Goal: Below is a block of data; give all of it again word for word.

Listing:
◇ ◇ ◇
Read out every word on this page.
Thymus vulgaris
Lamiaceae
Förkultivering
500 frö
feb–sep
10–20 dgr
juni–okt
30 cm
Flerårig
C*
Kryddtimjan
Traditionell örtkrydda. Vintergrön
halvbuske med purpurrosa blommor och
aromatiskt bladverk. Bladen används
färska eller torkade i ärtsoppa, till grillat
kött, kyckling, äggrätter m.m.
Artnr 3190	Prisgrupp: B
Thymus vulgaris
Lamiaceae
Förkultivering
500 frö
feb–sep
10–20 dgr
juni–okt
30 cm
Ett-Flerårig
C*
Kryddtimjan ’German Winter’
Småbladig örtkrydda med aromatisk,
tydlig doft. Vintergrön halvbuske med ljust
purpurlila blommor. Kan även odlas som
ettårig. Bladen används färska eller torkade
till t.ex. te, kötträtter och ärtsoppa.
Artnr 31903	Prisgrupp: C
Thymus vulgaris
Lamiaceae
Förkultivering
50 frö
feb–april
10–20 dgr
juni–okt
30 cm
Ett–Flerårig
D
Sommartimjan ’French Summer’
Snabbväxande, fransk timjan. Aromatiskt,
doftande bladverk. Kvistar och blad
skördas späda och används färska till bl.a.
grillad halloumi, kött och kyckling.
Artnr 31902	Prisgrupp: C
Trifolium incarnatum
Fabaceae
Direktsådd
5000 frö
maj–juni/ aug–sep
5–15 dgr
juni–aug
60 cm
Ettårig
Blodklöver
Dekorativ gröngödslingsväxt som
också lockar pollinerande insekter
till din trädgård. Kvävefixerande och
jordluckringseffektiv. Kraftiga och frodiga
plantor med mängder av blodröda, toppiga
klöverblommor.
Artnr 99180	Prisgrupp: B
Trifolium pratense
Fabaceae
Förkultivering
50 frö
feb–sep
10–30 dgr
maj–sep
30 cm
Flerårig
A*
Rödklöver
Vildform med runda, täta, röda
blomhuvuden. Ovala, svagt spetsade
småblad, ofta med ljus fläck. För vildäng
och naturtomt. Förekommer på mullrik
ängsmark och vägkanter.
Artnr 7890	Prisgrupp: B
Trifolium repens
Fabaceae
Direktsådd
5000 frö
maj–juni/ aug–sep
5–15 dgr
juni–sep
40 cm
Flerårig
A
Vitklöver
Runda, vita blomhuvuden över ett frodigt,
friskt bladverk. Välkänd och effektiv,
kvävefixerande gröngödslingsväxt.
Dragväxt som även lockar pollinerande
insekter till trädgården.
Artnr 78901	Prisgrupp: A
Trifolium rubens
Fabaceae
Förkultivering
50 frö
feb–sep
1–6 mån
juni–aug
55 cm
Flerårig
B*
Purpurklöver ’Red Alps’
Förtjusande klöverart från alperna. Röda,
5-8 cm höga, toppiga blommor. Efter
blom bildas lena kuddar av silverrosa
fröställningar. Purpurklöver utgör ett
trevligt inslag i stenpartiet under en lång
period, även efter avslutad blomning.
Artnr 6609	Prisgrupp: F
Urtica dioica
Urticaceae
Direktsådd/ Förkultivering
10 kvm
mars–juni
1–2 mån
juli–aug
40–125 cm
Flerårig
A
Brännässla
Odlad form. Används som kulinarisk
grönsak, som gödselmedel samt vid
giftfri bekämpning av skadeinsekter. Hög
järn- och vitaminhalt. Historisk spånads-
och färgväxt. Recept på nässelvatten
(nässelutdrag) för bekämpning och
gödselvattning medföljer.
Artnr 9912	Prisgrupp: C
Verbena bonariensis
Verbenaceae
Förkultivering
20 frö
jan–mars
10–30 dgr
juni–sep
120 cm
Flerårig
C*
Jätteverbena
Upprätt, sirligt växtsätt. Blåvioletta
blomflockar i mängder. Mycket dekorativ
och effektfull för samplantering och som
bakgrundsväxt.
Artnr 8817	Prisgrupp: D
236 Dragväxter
◇ ◇ ◇
Exercise solution:
Read out every word on this page.
Thymus vulgaris
Lamiaceae
Förkultivering
500 frö
feb–sep
10–20 dgr
juni–okt
30 cm
Flerårig
C*
Kryddtimjan
Traditionell örtkrydda. Vintergrön
halvbuske med purpurrosa blommor och
aromatiskt bladverk. Bladen används
färska eller torkade i ärtsoppa, till grillat
kött, kyckling, äggrätter m.m.
Artnr 3190	Prisgrupp: B
Thymus vulgaris
Lamiaceae
Förkultivering
500 frö
feb–sep
10–20 dgr
juni–okt
30 cm
Ett-Flerårig
C*
Kryddtimjan ’German Winter’
Småbladig örtkrydda med aromatisk,
tydlig doft. Vintergrön halvbuske med ljust
purpurlila blommor. Kan även odlas som
ettårig. Bladen används färska eller torkade
till t.ex. te, kötträtter och ärtsoppa.
Artnr 31903	Prisgrupp: C
Thymus vulgaris
Lamiaceae
Förkultivering
50 frö
feb–april
10–20 dgr
juni–okt
30 cm
Ett–Flerårig
D
Sommartimjan ’French Summer’
Snabbväxande, fransk timjan. Aromatiskt,
doftande bladverk. Kvistar och blad
skördas späda och används färska till bl.a.
grillad halloumi, kött och kyckling.
Artnr 31902	Prisgrupp: C
Trifolium incarnatum
Fabaceae
Direktsådd
5000 frö
maj–juni/ aug–sep
5–15 dgr
juni–aug
60 cm
Ettårig
Blodklöver
Dekorativ gröngödslingsväxt som
också lockar pollinerande insekter
till din trädgård. Kvävefixerande och
jordluckringseffektiv. Kraftiga och frodiga
plantor med mängder av blodröda, toppiga
klöverblommor.
Artnr 99180	Prisgrupp: B
Trifolium pratense
Fabaceae
Förkultivering
50 frö
feb–sep
10–30 dgr
maj–sep
30 cm
Flerårig
A*
Rödklöver
Vildform med runda, täta, röda
blomhuvuden. Ovala, svagt spetsade
småblad, ofta med ljus fläck. För vildäng
och naturtomt. Förekommer på mullrik
ängsmark och vägkanter.
Artnr 7890	Prisgrupp: B
Trifolium repens
Fabaceae
Direktsådd
5000 frö
maj–juni/ aug–sep
5–15 dgr
juni–sep
40 cm
Flerårig
A
Vitklöver
Runda, vita blomhuvuden över ett frodigt,
friskt bladverk. Välkänd och effektiv,
kvävefixerande gröngödslingsväxt.
Dragväxt som även lockar pollinerande
insekter till trädgården.
Artnr 78901	Prisgrupp: A
Trifolium rubens
Fabaceae
Förkultivering
50 frö
feb–sep
1–6 mån
juni–aug
55 cm
Flerårig
B*
Purpurklöver ’Red Alps’
Förtjusande klöverart från alperna. Röda,
5-8 cm höga, toppiga blommor. Efter
blom bildas lena kuddar av silverrosa
fröställningar. Purpurklöver utgör ett
trevligt inslag i stenpartiet under en lång
period, även efter avslutad blomning.
Artnr 6609	Prisgrupp: F
Urtica dioica
Urticaceae
Direktsådd/ Förkultivering
10 kvm
mars–juni
1–2 mån
juli–aug
40–125 cm
Flerårig
A
Brännässla
Odlad form. Används som kulinarisk
grönsak, som gödselmedel samt vid
giftfri bekämpning av skadeinsekter. Hög
järn- och vitaminhalt. Historisk spånads-
och färgväxt. Recept på nässelvatten
(nässelutdrag) för bekämpning och
gödselvattning medföljer.
Artnr 9912	Prisgrupp: C
Verbena bonariensis
Verbenaceae
Förkultivering
20 frö
jan–mars
10–30 dgr
juni–sep
120 cm
Flerårig
C*
Jätteverbena
Upprätt, sirligt växtsätt. Blåvioletta
blomflockar i mängder. Mycket dekorativ
och effektfull för samplantering och som
bakgrundsväxt.
Artnr 8817	Prisgrupp: D
236 Dragväxter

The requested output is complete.